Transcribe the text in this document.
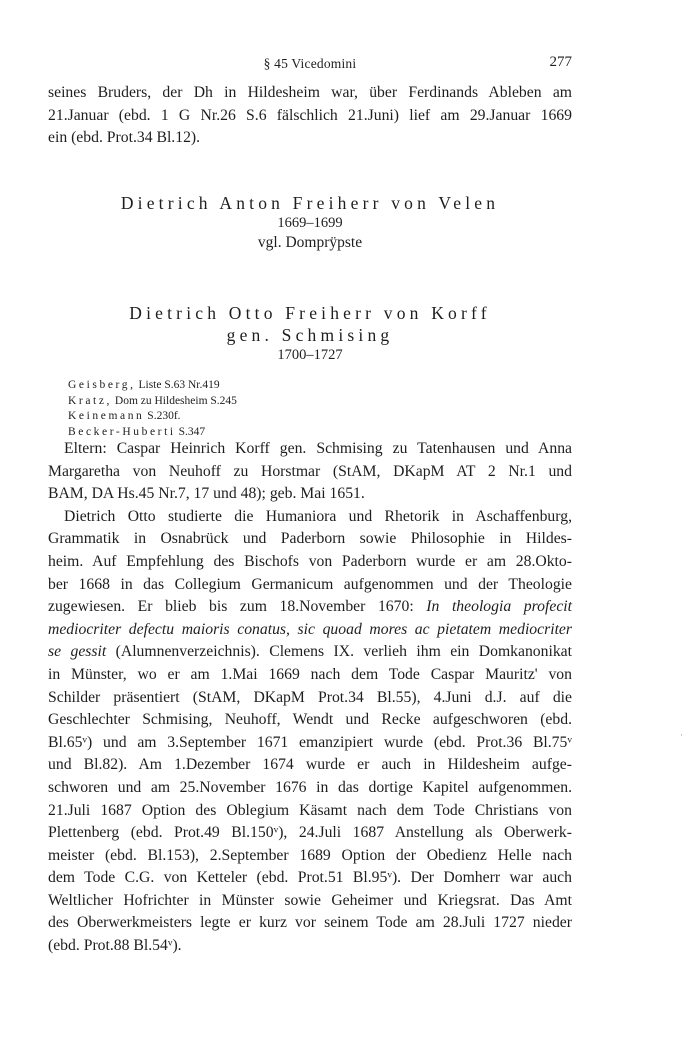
§ 45 Vicedomini	277
seines Bruders, der Dh in Hildesheim war, über Ferdinands Ableben am
21.Januar (ebd. 1 G Nr.26 S.6 fälschlich 21.Juni) lief am 29.Januar 1669
ein (ebd. Prot.34 Bl.12).
Dietrich Anton Freiherr von Velen
1669–1699
vgl. Domprÿpste
Dietrich Otto Freiherr von Korff
gen. Schmising
1700–1727
Geisberg, Liste S.63 Nr.419
Kratz, Dom zu Hildesheim S.245
Keinemann S.230f.
Becker-Huberti S.347
Eltern: Caspar Heinrich Korff gen. Schmising zu Tatenhausen und Anna
Margaretha von Neuhoff zu Horstmar (StAM, DKapM AT 2 Nr.1 und
BAM, DA Hs.45 Nr.7, 17 und 48); geb. Mai 1651.
Dietrich Otto studierte die Humaniora und Rhetorik in Aschaffenburg,
Grammatik in Osnabrück und Paderborn sowie Philosophie in Hildes-
heim. Auf Empfehlung des Bischofs von Paderborn wurde er am 28.Okto-
ber 1668 in das Collegium Germanicum aufgenommen und der Theologie
zugewiesen. Er blieb bis zum 18.November 1670: In theologia profecit
mediocriter defectu maioris conatus, sic quoad mores ac pietatem mediocriter
se gessit (Alumnenverzeichnis). Clemens IX. verlieh ihm ein Domkanonikat
in Münster, wo er am 1.Mai 1669 nach dem Tode Caspar Mauritz' von
Schilder präsentiert (StAM, DKapM Prot.34 Bl.55), 4.Juni d.J. auf die
Geschlechter Schmising, Neuhoff, Wendt und Recke aufgeschworen (ebd.
Bl.65ᵛ) und am 3.September 1671 emanzipiert wurde (ebd. Prot.36 Bl.75ᵛ
und Bl.82). Am 1.Dezember 1674 wurde er auch in Hildesheim aufge-
schworen und am 25.November 1676 in das dortige Kapitel aufgenommen.
21.Juli 1687 Option des Oblegium Käsamt nach dem Tode Christians von
Plettenberg (ebd. Prot.49 Bl.150ᵛ), 24.Juli 1687 Anstellung als Oberwerk-
meister (ebd. Bl.153), 2.September 1689 Option der Obedienz Helle nach
dem Tode C.G. von Ketteler (ebd. Prot.51 Bl.95ᵛ). Der Domherr war auch
Weltlicher Hofrichter in Münster sowie Geheimer und Kriegsrat. Das Amt
des Oberwerkmeisters legte er kurz vor seinem Tode am 28.Juli 1727 nieder
(ebd. Prot.88 Bl.54ᵛ).
·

Your assignment
Everything in the data except the pictures should be restated word for word.

Written solution
Transcribe the text in this document.
§ 45 Vicedomini	277
seines Bruders, der Dh in Hildesheim war, über Ferdinands Ableben am
21.Januar (ebd. 1 G Nr.26 S.6 fälschlich 21.Juni) lief am 29.Januar 1669
ein (ebd. Prot.34 Bl.12).
Dietrich Anton Freiherr von Velen
1669–1699
vgl. Domprÿpste
Dietrich Otto Freiherr von Korff
gen. Schmising
1700–1727
Geisberg, Liste S.63 Nr.419
Kratz, Dom zu Hildesheim S.245
Keinemann S.230f.
Becker-Huberti S.347
Eltern: Caspar Heinrich Korff gen. Schmising zu Tatenhausen und Anna
Margaretha von Neuhoff zu Horstmar (StAM, DKapM AT 2 Nr.1 und
BAM, DA Hs.45 Nr.7, 17 und 48); geb. Mai 1651.
Dietrich Otto studierte die Humaniora und Rhetorik in Aschaffenburg,
Grammatik in Osnabrück und Paderborn sowie Philosophie in Hildes-
heim. Auf Empfehlung des Bischofs von Paderborn wurde er am 28.Okto-
ber 1668 in das Collegium Germanicum aufgenommen und der Theologie
zugewiesen. Er blieb bis zum 18.November 1670: In theologia profecit
mediocriter defectu maioris conatus, sic quoad mores ac pietatem mediocriter
se gessit (Alumnenverzeichnis). Clemens IX. verlieh ihm ein Domkanonikat
in Münster, wo er am 1.Mai 1669 nach dem Tode Caspar Mauritz' von
Schilder präsentiert (StAM, DKapM Prot.34 Bl.55), 4.Juni d.J. auf die
Geschlechter Schmising, Neuhoff, Wendt und Recke aufgeschworen (ebd.
Bl.65ᵛ) und am 3.September 1671 emanzipiert wurde (ebd. Prot.36 Bl.75ᵛ
und Bl.82). Am 1.Dezember 1674 wurde er auch in Hildesheim aufge-
schworen und am 25.November 1676 in das dortige Kapitel aufgenommen.
21.Juli 1687 Option des Oblegium Käsamt nach dem Tode Christians von
Plettenberg (ebd. Prot.49 Bl.150ᵛ), 24.Juli 1687 Anstellung als Oberwerk-
meister (ebd. Bl.153), 2.September 1689 Option der Obedienz Helle nach
dem Tode C.G. von Ketteler (ebd. Prot.51 Bl.95ᵛ). Der Domherr war auch
Weltlicher Hofrichter in Münster sowie Geheimer und Kriegsrat. Das Amt
des Oberwerkmeisters legte er kurz vor seinem Tode am 28.Juli 1727 nieder
(ebd. Prot.88 Bl.54ᵛ).
·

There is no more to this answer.